**WHAT IS NEEDED:** Reproduce all entries word for word.

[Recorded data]
— Start —

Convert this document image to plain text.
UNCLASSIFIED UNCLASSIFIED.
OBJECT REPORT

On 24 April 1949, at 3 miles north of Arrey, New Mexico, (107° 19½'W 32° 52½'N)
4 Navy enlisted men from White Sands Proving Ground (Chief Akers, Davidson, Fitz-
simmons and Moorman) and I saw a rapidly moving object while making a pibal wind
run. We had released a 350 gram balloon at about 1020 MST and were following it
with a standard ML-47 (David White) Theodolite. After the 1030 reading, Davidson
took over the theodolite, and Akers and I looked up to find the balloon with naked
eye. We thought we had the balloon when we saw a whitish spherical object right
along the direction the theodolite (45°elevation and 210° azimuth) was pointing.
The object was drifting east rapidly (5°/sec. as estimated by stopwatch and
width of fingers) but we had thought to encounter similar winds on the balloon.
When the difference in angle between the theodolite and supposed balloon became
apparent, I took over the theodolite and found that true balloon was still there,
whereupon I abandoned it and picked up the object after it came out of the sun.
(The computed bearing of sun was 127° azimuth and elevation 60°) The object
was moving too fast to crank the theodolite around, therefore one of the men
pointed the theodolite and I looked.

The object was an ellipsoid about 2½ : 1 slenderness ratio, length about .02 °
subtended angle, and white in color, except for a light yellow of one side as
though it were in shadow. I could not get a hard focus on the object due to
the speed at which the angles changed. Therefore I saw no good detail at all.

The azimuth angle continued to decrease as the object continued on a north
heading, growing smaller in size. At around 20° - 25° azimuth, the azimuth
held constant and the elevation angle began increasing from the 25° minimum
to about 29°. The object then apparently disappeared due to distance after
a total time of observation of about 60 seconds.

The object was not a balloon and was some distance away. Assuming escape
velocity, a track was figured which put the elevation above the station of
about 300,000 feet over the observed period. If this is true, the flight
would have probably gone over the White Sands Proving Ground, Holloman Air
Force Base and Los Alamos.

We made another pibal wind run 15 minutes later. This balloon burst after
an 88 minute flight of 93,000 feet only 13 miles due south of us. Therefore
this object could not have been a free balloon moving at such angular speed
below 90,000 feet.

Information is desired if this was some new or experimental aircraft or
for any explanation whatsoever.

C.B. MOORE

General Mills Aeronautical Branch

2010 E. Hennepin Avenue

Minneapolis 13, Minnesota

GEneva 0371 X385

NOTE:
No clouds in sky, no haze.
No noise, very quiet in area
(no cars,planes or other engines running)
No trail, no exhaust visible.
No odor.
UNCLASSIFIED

— End —

**TASK RESULT:**
Convert this document image to plain text.
UNCLASSIFIED UNCLASSIFIED.
OBJECT REPORT

On 24 April 1949, at 3 miles north of Arrey, New Mexico, (107° 19½'W 32° 52½'N)
4 Navy enlisted men from White Sands Proving Ground (Chief Akers, Davidson, Fitz-
simmons and Moorman) and I saw a rapidly moving object while making a pibal wind
run. We had released a 350 gram balloon at about 1020 MST and were following it
with a standard ML-47 (David White) Theodolite. After the 1030 reading, Davidson
took over the theodolite, and Akers and I looked up to find the balloon with naked
eye. We thought we had the balloon when we saw a whitish spherical object right
along the direction the theodolite (45°elevation and 210° azimuth) was pointing.
The object was drifting east rapidly (5°/sec. as estimated by stopwatch and
width of fingers) but we had thought to encounter similar winds on the balloon.
When the difference in angle between the theodolite and supposed balloon became
apparent, I took over the theodolite and found that true balloon was still there,
whereupon I abandoned it and picked up the object after it came out of the sun.
(The computed bearing of sun was 127° azimuth and elevation 60°) The object
was moving too fast to crank the theodolite around, therefore one of the men
pointed the theodolite and I looked.

The object was an ellipsoid about 2½ : 1 slenderness ratio, length about .02 °
subtended angle, and white in color, except for a light yellow of one side as
though it were in shadow. I could not get a hard focus on the object due to
the speed at which the angles changed. Therefore I saw no good detail at all.

The azimuth angle continued to decrease as the object continued on a north
heading, growing smaller in size. At around 20° - 25° azimuth, the azimuth
held constant and the elevation angle began increasing from the 25° minimum
to about 29°. The object then apparently disappeared due to distance after
a total time of observation of about 60 seconds.

The object was not a balloon and was some distance away. Assuming escape
velocity, a track was figured which put the elevation above the station of
about 300,000 feet over the observed period. If this is true, the flight
would have probably gone over the White Sands Proving Ground, Holloman Air
Force Base and Los Alamos.

We made another pibal wind run 15 minutes later. This balloon burst after
an 88 minute flight of 93,000 feet only 13 miles due south of us. Therefore
this object could not have been a free balloon moving at such angular speed
below 90,000 feet.

Information is desired if this was some new or experimental aircraft or
for any explanation whatsoever.

C.B. MOORE

General Mills Aeronautical Branch

2010 E. Hennepin Avenue

Minneapolis 13, Minnesota

GEneva 0371 X385

NOTE:
No clouds in sky, no haze.
No noise, very quiet in area
(no cars,planes or other engines running)
No trail, no exhaust visible.
No odor.
UNCLASSIFIED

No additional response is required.